_AIM_. Identify all lines below that hold "fitted" and collect them.
┏━━
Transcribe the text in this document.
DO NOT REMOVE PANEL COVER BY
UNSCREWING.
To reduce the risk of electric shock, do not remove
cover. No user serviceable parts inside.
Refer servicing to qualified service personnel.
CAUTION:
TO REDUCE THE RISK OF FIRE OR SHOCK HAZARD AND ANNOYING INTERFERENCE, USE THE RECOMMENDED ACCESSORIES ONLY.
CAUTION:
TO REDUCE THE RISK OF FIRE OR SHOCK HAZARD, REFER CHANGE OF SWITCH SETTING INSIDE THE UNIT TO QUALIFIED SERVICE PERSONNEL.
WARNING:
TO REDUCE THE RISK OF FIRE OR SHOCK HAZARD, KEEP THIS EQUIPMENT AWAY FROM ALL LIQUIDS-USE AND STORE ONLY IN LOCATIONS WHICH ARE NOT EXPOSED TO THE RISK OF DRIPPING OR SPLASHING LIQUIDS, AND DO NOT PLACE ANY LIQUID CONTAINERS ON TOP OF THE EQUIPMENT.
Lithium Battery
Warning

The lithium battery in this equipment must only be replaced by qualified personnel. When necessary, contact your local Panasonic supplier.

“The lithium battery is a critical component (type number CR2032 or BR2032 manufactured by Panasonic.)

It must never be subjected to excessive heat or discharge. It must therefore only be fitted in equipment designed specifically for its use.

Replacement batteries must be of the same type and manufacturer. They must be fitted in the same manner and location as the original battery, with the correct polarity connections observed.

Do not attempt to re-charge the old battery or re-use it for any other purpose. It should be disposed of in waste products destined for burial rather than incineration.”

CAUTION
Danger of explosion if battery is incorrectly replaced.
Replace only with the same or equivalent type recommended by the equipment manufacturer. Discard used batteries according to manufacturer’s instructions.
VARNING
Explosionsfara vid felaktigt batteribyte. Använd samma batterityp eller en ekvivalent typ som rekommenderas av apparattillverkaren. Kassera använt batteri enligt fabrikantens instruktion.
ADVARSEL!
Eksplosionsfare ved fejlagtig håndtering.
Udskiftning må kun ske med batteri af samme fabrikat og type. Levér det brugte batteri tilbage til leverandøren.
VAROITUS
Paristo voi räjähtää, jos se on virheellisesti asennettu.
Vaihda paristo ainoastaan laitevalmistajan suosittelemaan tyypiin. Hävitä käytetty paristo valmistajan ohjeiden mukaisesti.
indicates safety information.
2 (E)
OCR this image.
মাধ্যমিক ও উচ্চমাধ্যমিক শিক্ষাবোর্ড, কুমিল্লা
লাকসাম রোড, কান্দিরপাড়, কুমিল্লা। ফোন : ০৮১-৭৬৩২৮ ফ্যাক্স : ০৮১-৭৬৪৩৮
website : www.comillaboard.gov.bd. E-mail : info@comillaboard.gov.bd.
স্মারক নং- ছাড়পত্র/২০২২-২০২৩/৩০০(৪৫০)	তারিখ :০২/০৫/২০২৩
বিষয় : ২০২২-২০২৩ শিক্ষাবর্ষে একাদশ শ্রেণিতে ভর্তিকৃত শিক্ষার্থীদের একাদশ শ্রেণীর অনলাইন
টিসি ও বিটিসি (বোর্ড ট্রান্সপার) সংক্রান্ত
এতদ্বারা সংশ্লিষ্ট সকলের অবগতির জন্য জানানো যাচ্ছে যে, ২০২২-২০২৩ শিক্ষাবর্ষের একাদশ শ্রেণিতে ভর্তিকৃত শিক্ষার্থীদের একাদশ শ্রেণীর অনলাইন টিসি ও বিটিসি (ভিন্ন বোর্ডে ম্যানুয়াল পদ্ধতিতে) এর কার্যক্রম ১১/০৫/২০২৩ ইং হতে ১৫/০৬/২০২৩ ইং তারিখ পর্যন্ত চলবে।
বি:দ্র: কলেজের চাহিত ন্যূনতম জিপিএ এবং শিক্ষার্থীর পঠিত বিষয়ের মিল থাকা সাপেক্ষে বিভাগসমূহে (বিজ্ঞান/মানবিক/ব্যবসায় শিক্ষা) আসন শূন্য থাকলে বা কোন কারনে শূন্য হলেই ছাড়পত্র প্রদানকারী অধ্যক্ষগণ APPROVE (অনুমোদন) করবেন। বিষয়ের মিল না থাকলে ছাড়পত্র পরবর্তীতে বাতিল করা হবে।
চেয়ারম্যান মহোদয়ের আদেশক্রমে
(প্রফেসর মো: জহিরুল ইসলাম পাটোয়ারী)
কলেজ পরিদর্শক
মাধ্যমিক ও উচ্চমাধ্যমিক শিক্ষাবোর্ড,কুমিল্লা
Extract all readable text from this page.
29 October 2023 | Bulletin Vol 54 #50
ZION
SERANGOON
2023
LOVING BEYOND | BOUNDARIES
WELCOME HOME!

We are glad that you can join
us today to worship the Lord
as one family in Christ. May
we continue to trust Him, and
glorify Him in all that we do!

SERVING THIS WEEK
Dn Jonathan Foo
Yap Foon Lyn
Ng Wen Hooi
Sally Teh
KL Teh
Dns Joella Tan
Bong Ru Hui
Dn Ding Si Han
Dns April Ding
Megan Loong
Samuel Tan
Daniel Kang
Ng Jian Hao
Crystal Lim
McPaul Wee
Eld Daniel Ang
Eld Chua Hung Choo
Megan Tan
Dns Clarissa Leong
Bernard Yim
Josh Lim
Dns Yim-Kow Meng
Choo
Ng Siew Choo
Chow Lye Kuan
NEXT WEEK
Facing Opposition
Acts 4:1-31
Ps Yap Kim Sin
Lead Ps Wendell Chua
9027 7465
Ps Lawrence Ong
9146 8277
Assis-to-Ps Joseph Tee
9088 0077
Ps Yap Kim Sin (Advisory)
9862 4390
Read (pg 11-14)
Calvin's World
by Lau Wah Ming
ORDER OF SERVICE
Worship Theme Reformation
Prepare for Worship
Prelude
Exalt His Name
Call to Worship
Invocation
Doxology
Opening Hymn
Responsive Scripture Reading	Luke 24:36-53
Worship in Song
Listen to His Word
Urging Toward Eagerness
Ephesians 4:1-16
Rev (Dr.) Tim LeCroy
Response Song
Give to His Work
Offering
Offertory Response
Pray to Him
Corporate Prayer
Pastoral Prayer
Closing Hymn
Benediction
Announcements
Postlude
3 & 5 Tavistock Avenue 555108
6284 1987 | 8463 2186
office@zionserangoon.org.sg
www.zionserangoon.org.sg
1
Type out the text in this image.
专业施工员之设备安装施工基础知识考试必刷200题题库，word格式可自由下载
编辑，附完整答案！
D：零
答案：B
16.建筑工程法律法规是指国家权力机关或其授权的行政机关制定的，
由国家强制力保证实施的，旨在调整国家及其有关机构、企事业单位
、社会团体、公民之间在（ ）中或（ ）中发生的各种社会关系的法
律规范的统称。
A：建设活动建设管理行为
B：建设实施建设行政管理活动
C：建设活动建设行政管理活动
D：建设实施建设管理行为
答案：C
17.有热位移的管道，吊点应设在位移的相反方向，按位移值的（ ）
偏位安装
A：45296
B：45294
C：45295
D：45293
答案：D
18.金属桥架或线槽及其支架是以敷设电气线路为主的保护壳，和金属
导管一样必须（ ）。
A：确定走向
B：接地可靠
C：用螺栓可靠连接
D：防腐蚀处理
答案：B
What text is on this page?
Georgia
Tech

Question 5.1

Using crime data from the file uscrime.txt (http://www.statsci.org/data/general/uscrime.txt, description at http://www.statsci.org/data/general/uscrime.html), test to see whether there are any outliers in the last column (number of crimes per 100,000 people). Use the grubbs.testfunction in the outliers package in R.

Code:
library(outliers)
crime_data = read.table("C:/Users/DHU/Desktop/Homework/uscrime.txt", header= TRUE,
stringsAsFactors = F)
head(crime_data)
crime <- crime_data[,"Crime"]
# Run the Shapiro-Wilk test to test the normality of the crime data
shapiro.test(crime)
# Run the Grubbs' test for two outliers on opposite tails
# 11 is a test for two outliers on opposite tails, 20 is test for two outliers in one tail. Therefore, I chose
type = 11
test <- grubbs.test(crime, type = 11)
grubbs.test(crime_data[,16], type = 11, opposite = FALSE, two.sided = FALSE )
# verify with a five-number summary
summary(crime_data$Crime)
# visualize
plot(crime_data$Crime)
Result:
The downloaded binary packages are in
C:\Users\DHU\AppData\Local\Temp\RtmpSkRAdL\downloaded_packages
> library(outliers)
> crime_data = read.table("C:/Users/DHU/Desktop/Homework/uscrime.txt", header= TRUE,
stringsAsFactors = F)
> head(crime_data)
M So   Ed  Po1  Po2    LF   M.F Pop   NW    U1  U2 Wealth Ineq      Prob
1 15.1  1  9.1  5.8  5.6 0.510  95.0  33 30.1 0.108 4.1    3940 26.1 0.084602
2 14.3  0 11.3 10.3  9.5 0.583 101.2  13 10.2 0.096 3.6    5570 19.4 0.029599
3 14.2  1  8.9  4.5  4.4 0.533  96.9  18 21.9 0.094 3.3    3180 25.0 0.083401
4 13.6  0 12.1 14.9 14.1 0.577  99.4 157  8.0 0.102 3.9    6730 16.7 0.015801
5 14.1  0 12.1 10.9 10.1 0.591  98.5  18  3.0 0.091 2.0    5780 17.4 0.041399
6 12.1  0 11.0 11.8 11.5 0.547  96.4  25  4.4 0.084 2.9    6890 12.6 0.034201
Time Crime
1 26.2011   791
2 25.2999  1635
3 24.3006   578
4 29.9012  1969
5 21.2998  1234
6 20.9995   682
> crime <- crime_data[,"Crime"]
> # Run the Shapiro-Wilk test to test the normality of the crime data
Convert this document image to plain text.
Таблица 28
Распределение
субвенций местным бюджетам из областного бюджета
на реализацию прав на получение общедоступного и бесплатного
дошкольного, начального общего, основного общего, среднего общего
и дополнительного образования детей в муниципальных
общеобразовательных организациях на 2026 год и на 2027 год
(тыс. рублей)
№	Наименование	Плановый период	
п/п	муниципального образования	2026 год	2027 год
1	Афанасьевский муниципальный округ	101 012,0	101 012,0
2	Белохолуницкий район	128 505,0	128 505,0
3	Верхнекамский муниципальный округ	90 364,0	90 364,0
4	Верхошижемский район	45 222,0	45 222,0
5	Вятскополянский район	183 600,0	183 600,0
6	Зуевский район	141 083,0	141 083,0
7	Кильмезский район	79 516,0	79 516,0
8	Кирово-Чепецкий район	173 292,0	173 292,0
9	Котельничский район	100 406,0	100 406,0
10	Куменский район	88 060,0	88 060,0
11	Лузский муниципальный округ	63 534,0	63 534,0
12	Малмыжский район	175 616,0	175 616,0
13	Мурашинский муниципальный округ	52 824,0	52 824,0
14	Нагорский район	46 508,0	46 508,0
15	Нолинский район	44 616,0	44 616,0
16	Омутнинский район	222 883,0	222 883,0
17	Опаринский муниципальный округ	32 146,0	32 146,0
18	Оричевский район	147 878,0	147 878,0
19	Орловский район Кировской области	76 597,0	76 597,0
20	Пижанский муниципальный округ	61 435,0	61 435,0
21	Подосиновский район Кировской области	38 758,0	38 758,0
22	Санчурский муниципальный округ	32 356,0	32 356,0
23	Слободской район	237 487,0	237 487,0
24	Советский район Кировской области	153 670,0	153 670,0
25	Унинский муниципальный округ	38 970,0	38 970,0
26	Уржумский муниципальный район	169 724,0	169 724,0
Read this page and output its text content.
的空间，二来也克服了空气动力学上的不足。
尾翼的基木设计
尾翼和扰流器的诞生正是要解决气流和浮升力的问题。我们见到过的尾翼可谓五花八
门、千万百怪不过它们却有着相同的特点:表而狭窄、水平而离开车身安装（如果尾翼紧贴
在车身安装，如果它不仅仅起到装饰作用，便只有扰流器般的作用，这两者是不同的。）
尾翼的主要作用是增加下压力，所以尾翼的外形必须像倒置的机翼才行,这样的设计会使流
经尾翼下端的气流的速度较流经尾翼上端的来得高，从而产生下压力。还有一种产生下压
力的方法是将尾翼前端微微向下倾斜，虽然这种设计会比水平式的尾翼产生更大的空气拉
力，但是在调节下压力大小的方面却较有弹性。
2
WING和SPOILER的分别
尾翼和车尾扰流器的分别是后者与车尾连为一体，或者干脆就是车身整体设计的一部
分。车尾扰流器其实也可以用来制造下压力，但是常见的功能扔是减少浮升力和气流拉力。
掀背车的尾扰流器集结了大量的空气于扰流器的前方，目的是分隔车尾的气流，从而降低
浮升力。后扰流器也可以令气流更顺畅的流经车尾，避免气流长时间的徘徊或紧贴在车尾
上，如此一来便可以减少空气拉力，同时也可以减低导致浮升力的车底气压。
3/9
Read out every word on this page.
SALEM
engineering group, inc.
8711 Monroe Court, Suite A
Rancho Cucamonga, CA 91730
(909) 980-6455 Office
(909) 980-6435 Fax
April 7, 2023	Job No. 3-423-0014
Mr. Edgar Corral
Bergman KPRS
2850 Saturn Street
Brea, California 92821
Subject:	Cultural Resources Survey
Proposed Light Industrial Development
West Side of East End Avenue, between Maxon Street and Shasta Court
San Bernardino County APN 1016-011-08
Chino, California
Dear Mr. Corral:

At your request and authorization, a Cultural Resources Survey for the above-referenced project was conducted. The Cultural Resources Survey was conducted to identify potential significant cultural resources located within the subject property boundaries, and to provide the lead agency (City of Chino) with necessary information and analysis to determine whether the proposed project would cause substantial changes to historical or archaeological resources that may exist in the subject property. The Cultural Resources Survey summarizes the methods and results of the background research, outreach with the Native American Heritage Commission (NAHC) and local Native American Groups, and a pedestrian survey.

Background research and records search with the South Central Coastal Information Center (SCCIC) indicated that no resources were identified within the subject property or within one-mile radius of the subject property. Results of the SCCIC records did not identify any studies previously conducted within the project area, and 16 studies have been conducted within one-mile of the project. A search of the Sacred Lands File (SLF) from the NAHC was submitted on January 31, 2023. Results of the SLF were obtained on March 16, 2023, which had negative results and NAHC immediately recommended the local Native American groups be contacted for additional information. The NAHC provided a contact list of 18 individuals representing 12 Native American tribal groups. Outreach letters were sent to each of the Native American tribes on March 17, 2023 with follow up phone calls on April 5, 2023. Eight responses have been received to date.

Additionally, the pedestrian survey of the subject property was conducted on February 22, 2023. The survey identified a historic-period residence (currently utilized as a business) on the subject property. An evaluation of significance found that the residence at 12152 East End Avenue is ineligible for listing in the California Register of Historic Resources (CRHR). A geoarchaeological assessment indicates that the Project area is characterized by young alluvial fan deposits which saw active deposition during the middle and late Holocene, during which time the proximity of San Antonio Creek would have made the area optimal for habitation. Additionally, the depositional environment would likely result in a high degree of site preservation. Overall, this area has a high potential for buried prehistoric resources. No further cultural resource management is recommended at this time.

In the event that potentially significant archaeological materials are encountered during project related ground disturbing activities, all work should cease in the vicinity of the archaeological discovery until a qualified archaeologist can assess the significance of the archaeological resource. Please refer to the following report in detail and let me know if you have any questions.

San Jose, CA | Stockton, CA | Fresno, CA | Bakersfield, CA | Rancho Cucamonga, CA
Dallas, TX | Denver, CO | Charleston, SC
┗━━
_WRITTEN RESPONSE_.
It must never be subjected to excessive heat or discharge. It must therefore only be fitted in equipment designed specifically for its use.
Replacement batteries must be of the same type and manufacturer. They must be fitted in the same manner and location as the original battery, with the correct polarity connections observed.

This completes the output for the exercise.